* Problem to solve *
Find and copy lines holding "density".

* Dataset excerpts *

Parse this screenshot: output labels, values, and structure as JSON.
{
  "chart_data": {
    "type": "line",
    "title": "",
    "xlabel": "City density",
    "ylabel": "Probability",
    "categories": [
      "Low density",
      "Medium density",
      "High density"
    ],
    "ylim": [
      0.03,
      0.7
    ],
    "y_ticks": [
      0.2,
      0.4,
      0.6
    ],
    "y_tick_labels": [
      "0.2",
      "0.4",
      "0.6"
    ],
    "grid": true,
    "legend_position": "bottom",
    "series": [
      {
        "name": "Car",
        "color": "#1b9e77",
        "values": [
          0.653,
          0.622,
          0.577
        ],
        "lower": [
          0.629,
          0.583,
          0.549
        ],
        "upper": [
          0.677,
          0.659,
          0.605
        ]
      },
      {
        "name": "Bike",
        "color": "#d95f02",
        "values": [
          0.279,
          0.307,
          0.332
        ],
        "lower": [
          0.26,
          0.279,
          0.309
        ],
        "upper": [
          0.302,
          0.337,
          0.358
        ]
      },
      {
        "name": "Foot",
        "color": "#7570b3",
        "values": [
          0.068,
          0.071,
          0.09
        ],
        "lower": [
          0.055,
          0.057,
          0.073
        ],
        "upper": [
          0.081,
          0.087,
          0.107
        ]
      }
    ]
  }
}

* * *

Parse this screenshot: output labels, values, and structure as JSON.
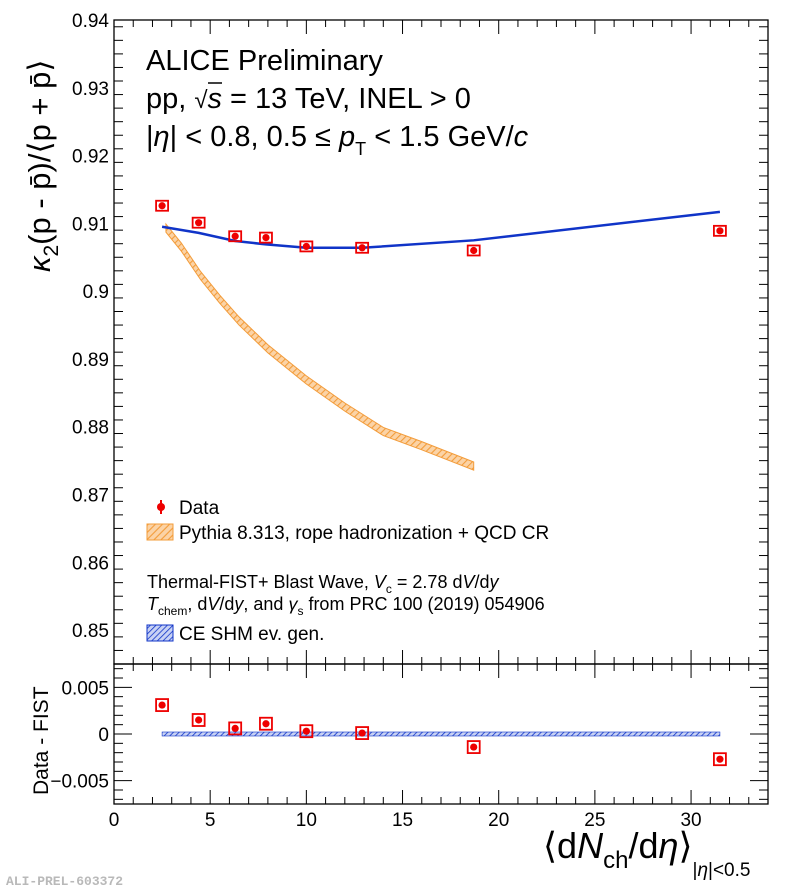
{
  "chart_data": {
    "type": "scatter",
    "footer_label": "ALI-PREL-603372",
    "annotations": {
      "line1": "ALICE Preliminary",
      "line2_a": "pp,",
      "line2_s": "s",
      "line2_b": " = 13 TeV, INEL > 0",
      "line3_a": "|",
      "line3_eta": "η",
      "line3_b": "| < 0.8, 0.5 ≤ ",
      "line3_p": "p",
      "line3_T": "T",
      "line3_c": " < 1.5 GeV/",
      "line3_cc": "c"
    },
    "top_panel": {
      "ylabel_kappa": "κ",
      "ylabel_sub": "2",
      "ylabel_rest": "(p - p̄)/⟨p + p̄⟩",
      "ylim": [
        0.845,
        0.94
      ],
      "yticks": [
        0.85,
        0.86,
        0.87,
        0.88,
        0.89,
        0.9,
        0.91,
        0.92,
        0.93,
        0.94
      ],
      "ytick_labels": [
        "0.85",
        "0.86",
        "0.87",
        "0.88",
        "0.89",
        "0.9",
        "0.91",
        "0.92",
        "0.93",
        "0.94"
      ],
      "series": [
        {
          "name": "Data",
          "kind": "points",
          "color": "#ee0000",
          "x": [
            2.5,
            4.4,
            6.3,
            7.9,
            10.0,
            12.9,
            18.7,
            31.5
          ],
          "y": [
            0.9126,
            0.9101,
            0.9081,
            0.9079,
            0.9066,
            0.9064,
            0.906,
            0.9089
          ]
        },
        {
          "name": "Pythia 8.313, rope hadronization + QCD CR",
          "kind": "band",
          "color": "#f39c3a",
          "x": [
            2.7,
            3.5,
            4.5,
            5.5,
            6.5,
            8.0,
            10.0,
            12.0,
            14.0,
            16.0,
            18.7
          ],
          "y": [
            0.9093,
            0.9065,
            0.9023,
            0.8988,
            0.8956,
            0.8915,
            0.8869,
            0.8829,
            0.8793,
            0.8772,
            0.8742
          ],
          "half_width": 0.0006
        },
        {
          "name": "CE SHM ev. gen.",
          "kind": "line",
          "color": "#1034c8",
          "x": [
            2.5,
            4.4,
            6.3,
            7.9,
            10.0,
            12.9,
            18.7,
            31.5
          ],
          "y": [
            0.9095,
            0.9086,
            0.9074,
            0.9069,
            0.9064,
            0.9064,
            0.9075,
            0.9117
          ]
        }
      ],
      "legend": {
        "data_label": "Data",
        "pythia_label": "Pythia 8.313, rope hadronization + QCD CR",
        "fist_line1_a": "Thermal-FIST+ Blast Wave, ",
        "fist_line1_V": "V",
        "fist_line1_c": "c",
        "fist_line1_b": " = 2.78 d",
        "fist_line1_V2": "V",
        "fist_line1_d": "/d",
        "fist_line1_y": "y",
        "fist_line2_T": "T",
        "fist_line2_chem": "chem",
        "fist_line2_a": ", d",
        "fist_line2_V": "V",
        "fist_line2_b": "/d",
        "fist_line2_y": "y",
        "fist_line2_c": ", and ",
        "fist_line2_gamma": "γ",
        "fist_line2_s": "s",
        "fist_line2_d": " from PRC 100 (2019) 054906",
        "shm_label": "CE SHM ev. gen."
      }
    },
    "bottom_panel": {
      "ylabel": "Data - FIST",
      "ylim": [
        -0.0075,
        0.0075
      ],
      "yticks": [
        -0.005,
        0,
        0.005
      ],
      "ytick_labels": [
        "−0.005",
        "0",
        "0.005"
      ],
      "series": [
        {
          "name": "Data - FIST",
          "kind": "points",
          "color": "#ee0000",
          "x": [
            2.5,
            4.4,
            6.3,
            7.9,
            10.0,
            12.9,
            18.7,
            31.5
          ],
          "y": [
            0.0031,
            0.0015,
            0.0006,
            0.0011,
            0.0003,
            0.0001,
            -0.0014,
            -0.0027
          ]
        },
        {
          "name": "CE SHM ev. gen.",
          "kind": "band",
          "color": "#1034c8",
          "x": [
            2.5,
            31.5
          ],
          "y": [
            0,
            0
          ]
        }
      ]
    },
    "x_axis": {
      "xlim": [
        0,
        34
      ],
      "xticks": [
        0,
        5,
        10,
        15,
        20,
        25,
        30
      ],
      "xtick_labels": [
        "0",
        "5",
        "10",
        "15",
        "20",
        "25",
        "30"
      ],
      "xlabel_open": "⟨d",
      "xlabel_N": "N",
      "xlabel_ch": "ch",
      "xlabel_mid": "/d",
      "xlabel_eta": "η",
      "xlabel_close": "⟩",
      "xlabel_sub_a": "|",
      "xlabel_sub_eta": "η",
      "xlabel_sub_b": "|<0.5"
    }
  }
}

* The answer *
    "xlabel": "City density",
      "Low density",
      "Medium density",
      "High density"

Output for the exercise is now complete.